# start of Data supplied
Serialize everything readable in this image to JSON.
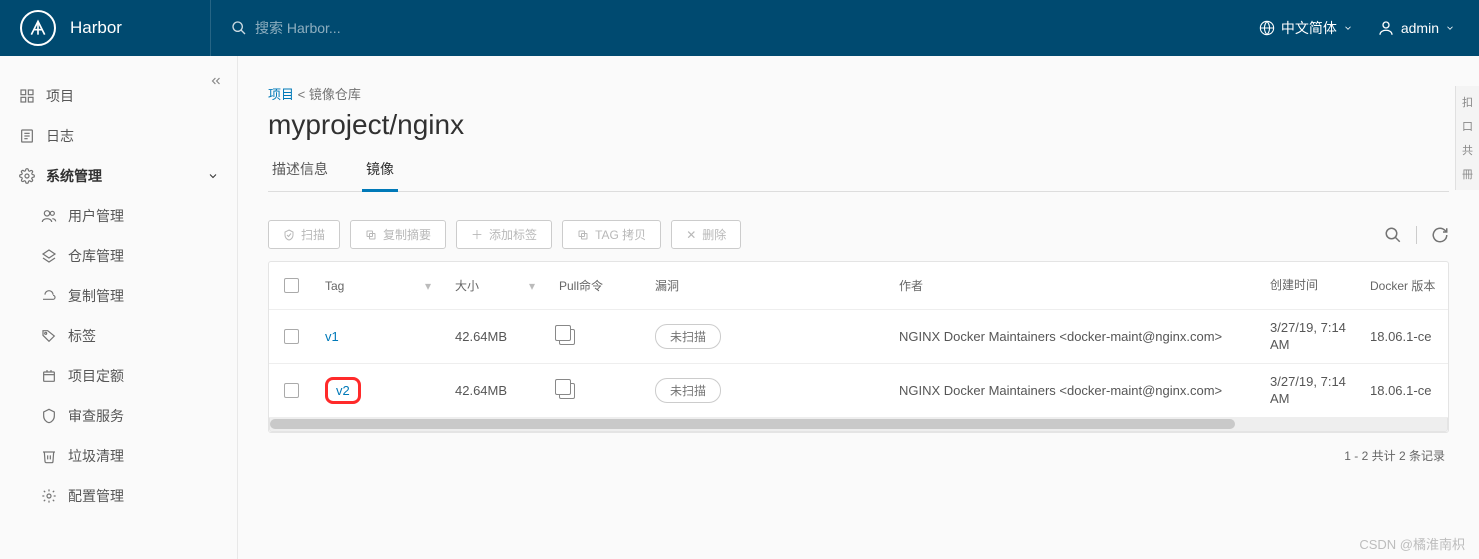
{
  "header": {
    "brand": "Harbor",
    "search_placeholder": "搜索 Harbor...",
    "language": "中文简体",
    "user": "admin"
  },
  "sidebar": {
    "items": [
      {
        "label": "项目"
      },
      {
        "label": "日志"
      },
      {
        "label": "系统管理"
      },
      {
        "label": "用户管理"
      },
      {
        "label": "仓库管理"
      },
      {
        "label": "复制管理"
      },
      {
        "label": "标签"
      },
      {
        "label": "项目定额"
      },
      {
        "label": "审查服务"
      },
      {
        "label": "垃圾清理"
      },
      {
        "label": "配置管理"
      }
    ]
  },
  "breadcrumb": {
    "root": "项目",
    "sep": "<",
    "current": "镜像仓库"
  },
  "page": {
    "title": "myproject/nginx"
  },
  "tabs": {
    "info": "描述信息",
    "images": "镜像"
  },
  "toolbar": {
    "scan": "扫描",
    "copy_digest": "复制摘要",
    "add_tag": "添加标签",
    "tag_copy": "TAG 拷贝",
    "delete": "删除"
  },
  "columns": {
    "tag": "Tag",
    "size": "大小",
    "pull": "Pull命令",
    "vuln": "漏洞",
    "author": "作者",
    "created": "创建时间",
    "docker": "Docker 版本"
  },
  "rows": [
    {
      "tag": "v1",
      "size": "42.64MB",
      "vuln": "未扫描",
      "author": "NGINX Docker Maintainers <docker-maint@nginx.com>",
      "created": "3/27/19, 7:14 AM",
      "docker": "18.06.1-ce"
    },
    {
      "tag": "v2",
      "size": "42.64MB",
      "vuln": "未扫描",
      "author": "NGINX Docker Maintainers <docker-maint@nginx.com>",
      "created": "3/27/19, 7:14 AM",
      "docker": "18.06.1-ce"
    }
  ],
  "footer": {
    "pagination": "1 - 2 共计 2 条记录"
  },
  "watermark": "CSDN @橘淮南枳"
}
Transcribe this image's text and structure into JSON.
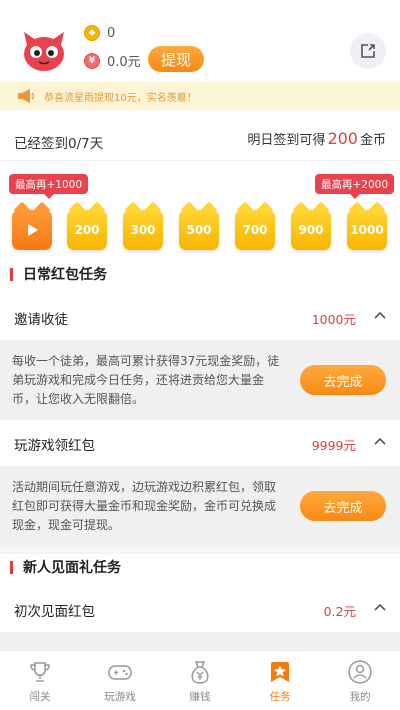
{
  "header": {
    "gold_coins": "0",
    "cash": "0.0元",
    "withdraw_label": "提现"
  },
  "notice": {
    "text": "恭喜流星雨提现10元，实名羡慕！"
  },
  "checkin": {
    "status": "已经签到0/7天",
    "tomorrow_prefix": "明日签到可得",
    "tomorrow_amount": "200",
    "tomorrow_suffix": "金币",
    "badge_left": "最高再+1000",
    "badge_right": "最高再+2000",
    "days": [
      "",
      "200",
      "300",
      "500",
      "700",
      "900",
      "1000"
    ]
  },
  "sections": {
    "daily_title": "日常红包任务",
    "newbie_title": "新人见面礼任务"
  },
  "tasks": [
    {
      "name": "邀请收徒",
      "reward": "1000元",
      "desc": "每收一个徒弟，最高可累计获得37元现金奖励，徒弟玩游戏和完成今日任务，还将进贡给您大量金币，让您收入无限翻倍。",
      "button": "去完成"
    },
    {
      "name": "玩游戏领红包",
      "reward": "9999元",
      "desc": "活动期间玩任意游戏，边玩游戏边积累红包，领取红包即可获得大量金币和现金奖励，金币可兑换成现金，现金可提现。",
      "button": "去完成"
    },
    {
      "name": "初次见面红包",
      "reward": "0.2元"
    }
  ],
  "tabbar": {
    "items": [
      {
        "label": "闯关",
        "icon": "trophy-icon"
      },
      {
        "label": "玩游戏",
        "icon": "gamepad-icon"
      },
      {
        "label": "赚钱",
        "icon": "money-bag-icon"
      },
      {
        "label": "任务",
        "icon": "star-icon"
      },
      {
        "label": "我的",
        "icon": "user-icon"
      }
    ],
    "active_index": 3
  },
  "colors": {
    "accent": "#f68a16",
    "reward_red": "#e23d3d",
    "notice_bg": "#fdf4d6"
  }
}
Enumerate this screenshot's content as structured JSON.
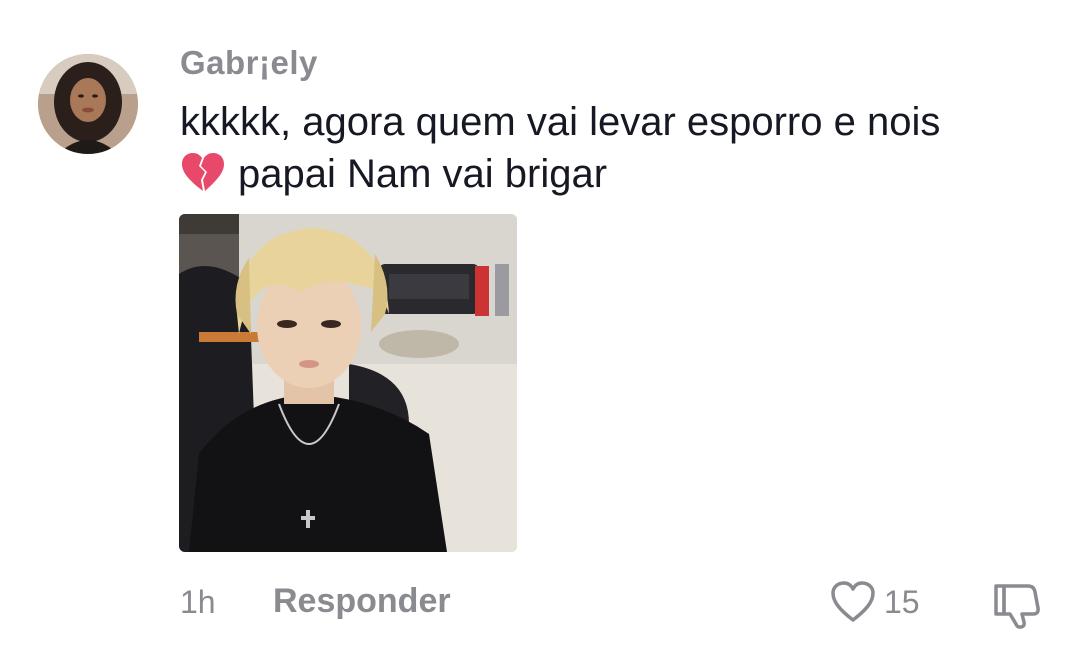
{
  "comment": {
    "username": "Gabr¡ely",
    "text_line1": "kkkkk, agora quem vai levar esporro e nois",
    "text_line2": "papai Nam vai brigar",
    "emoji": "broken-heart-icon",
    "time": "1h",
    "reply_label": "Responder",
    "likes": "15"
  },
  "colors": {
    "muted": "#8a8b91",
    "text": "#161823",
    "heart_emoji": "#e8486a"
  }
}
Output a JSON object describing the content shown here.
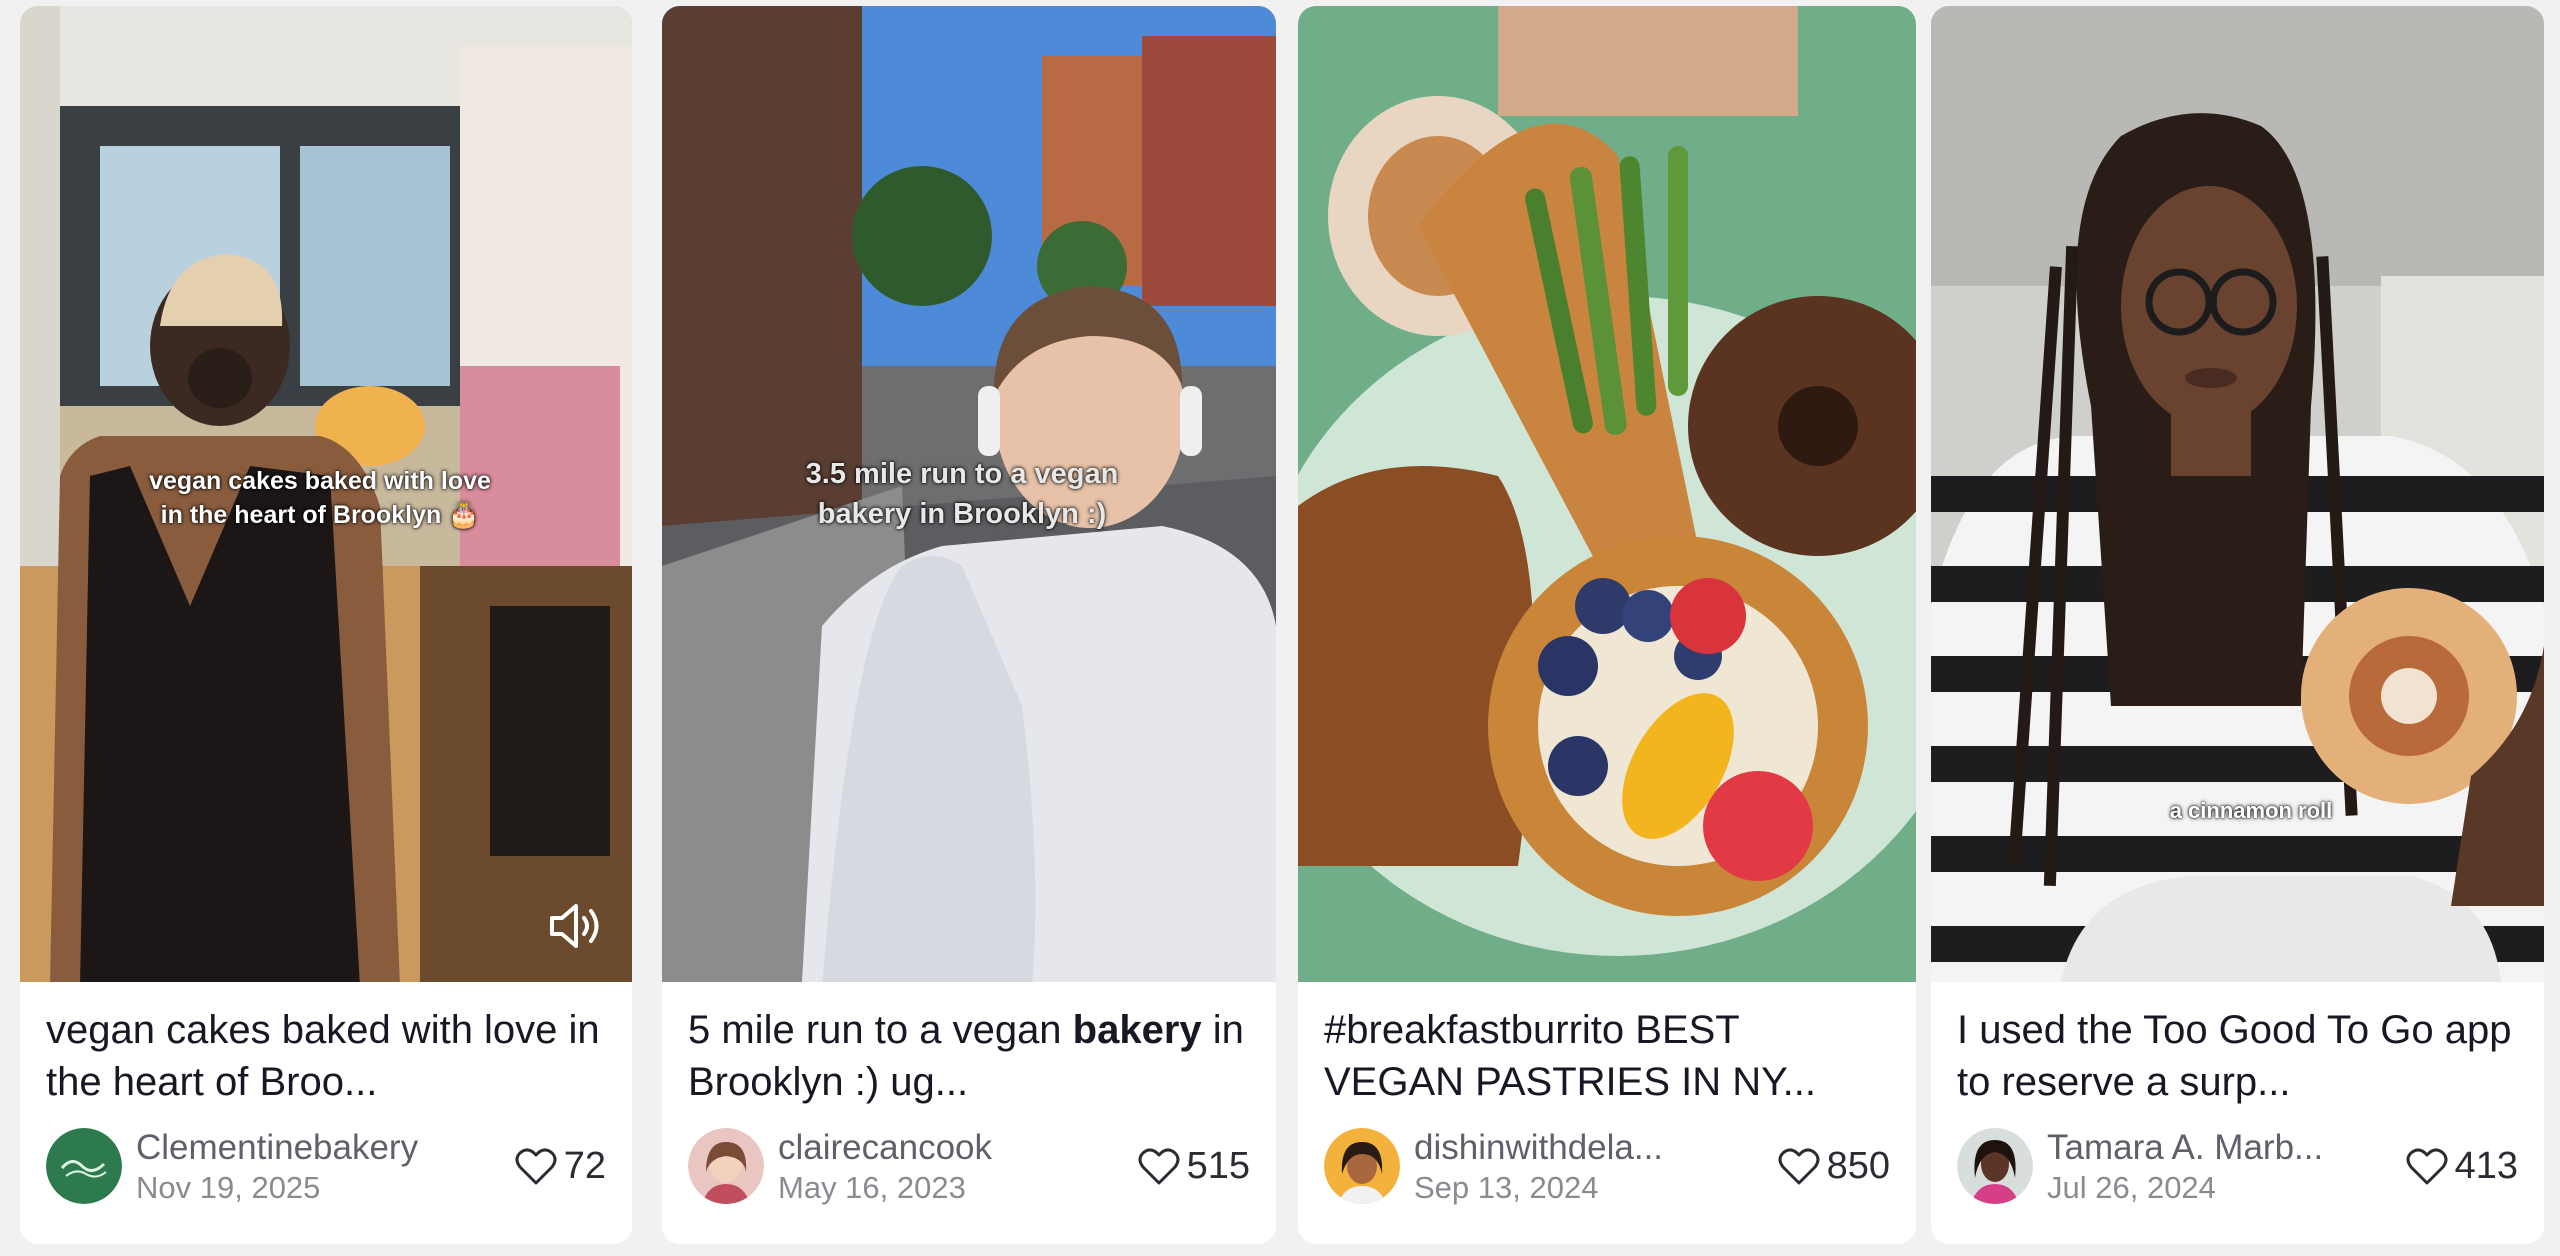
{
  "cards": [
    {
      "title": "vegan cakes baked with love in the heart of Broo...",
      "overlay": "vegan cakes baked with love\nin the heart of Brooklyn 🎂",
      "author": "Clementinebakery",
      "date": "Nov 19, 2025",
      "likes": "72",
      "icons": [
        "avatar-logo",
        "speaker-icon",
        "heart-icon"
      ]
    },
    {
      "title_parts": [
        "5 mile run to a vegan ",
        "bakery",
        " in Brooklyn :) ug..."
      ],
      "overlay": "3.5 mile run to a vegan\nbakery in Brooklyn :)",
      "author": "clairecancook",
      "date": "May 16, 2023",
      "likes": "515"
    },
    {
      "title": "#breakfastburrito BEST VEGAN PASTRIES IN NY...",
      "author": "dishinwithdela...",
      "date": "Sep 13, 2024",
      "likes": "850"
    },
    {
      "title": "I used the Too Good To Go app to reserve a surp...",
      "overlay": "a cinnamon roll",
      "author": "Tamara A. Marb...",
      "date": "Jul 26, 2024",
      "likes": "413"
    }
  ],
  "colors": {
    "page_bg": "#f1f1f2",
    "card_bg": "#ffffff",
    "title_text": "#161823",
    "meta_text": "#8a8b91",
    "avatar_green": "#2d7a4f"
  }
}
# end of Data supplied
- Your instructions: Give all the entries again exactly, dropping each picture.

- Result:
Serialize everything readable in this image to JSON.
{
  "header": {
    "brand": "Harbor",
    "search_placeholder": "搜索 Harbor...",
    "language": "中文简体",
    "user": "admin"
  },
  "sidebar": {
    "items": [
      {
        "label": "项目"
      },
      {
        "label": "日志"
      },
      {
        "label": "系统管理"
      },
      {
        "label": "用户管理"
      },
      {
        "label": "仓库管理"
      },
      {
        "label": "复制管理"
      },
      {
        "label": "标签"
      },
      {
        "label": "项目定额"
      },
      {
        "label": "审查服务"
      },
      {
        "label": "垃圾清理"
      },
      {
        "label": "配置管理"
      }
    ]
  },
  "breadcrumb": {
    "root": "项目",
    "sep": "<",
    "current": "镜像仓库"
  },
  "page": {
    "title": "myproject/nginx"
  },
  "tabs": {
    "info": "描述信息",
    "images": "镜像"
  },
  "toolbar": {
    "scan": "扫描",
    "copy_digest": "复制摘要",
    "add_tag": "添加标签",
    "tag_copy": "TAG 拷贝",
    "delete": "删除"
  },
  "columns": {
    "tag": "Tag",
    "size": "大小",
    "pull": "Pull命令",
    "vuln": "漏洞",
    "author": "作者",
    "created": "创建时间",
    "docker": "Docker 版本"
  },
  "rows": [
    {
      "tag": "v1",
      "size": "42.64MB",
      "vuln": "未扫描",
      "author": "NGINX Docker Maintainers <docker-maint@nginx.com>",
      "created": "3/27/19, 7:14 AM",
      "docker": "18.06.1-ce"
    },
    {
      "tag": "v2",
      "size": "42.64MB",
      "vuln": "未扫描",
      "author": "NGINX Docker Maintainers <docker-maint@nginx.com>",
      "created": "3/27/19, 7:14 AM",
      "docker": "18.06.1-ce"
    }
  ],
  "footer": {
    "pagination": "1 - 2 共计 2 条记录"
  },
  "watermark": "CSDN @橘淮南枳"
}
Transcribe this image's text and structure into JSON.
{
  "header": {
    "gold_coins": "0",
    "cash": "0.0元",
    "withdraw_label": "提现"
  },
  "notice": {
    "text": "恭喜流星雨提现10元，实名羡慕！"
  },
  "checkin": {
    "status": "已经签到0/7天",
    "tomorrow_prefix": "明日签到可得",
    "tomorrow_amount": "200",
    "tomorrow_suffix": "金币",
    "badge_left": "最高再+1000",
    "badge_right": "最高再+2000",
    "days": [
      "",
      "200",
      "300",
      "500",
      "700",
      "900",
      "1000"
    ]
  },
  "sections": {
    "daily_title": "日常红包任务",
    "newbie_title": "新人见面礼任务"
  },
  "tasks": [
    {
      "name": "邀请收徒",
      "reward": "1000元",
      "desc": "每收一个徒弟，最高可累计获得37元现金奖励，徒弟玩游戏和完成今日任务，还将进贡给您大量金币，让您收入无限翻倍。",
      "button": "去完成"
    },
    {
      "name": "玩游戏领红包",
      "reward": "9999元",
      "desc": "活动期间玩任意游戏，边玩游戏边积累红包，领取红包即可获得大量金币和现金奖励，金币可兑换成现金，现金可提现。",
      "button": "去完成"
    },
    {
      "name": "初次见面红包",
      "reward": "0.2元"
    }
  ],
  "tabbar": {
    "items": [
      {
        "label": "闯关",
        "icon": "trophy-icon"
      },
      {
        "label": "玩游戏",
        "icon": "gamepad-icon"
      },
      {
        "label": "赚钱",
        "icon": "money-bag-icon"
      },
      {
        "label": "任务",
        "icon": "star-icon"
      },
      {
        "label": "我的",
        "icon": "user-icon"
      }
    ],
    "active_index": 3
  },
  "colors": {
    "accent": "#f68a16",
    "reward_red": "#e23d3d",
    "notice_bg": "#fdf4d6"
  }
}
Enumerate this screenshot's content as structured JSON.
{
  "comment": {
    "username": "Gabr¡ely",
    "text_line1": "kkkkk, agora quem vai levar esporro e nois",
    "text_line2": "papai Nam vai brigar",
    "emoji": "broken-heart-icon",
    "time": "1h",
    "reply_label": "Responder",
    "likes": "15"
  },
  "colors": {
    "muted": "#8a8b91",
    "text": "#161823",
    "heart_emoji": "#e8486a"
  }
}
Output a JSON object describing the content shown here.
{
  "cards": [
    {
      "title": "vegan cakes baked with love in the heart of Broo...",
      "overlay": "vegan cakes baked with love\nin the heart of Brooklyn 🎂",
      "author": "Clementinebakery",
      "date": "Nov 19, 2025",
      "likes": "72",
      "icons": [
        "avatar-logo",
        "speaker-icon",
        "heart-icon"
      ]
    },
    {
      "title_parts": [
        "5 mile run to a vegan ",
        "bakery",
        " in Brooklyn :) ug..."
      ],
      "overlay": "3.5 mile run to a vegan\nbakery in Brooklyn :)",
      "author": "clairecancook",
      "date": "May 16, 2023",
      "likes": "515"
    },
    {
      "title": "#breakfastburrito BEST VEGAN PASTRIES IN NY...",
      "author": "dishinwithdela...",
      "date": "Sep 13, 2024",
      "likes": "850"
    },
    {
      "title": "I used the Too Good To Go app to reserve a surp...",
      "overlay": "a cinnamon roll",
      "author": "Tamara A. Marb...",
      "date": "Jul 26, 2024",
      "likes": "413"
    }
  ],
  "colors": {
    "page_bg": "#f1f1f2",
    "card_bg": "#ffffff",
    "title_text": "#161823",
    "meta_text": "#8a8b91",
    "avatar_green": "#2d7a4f"
  }
}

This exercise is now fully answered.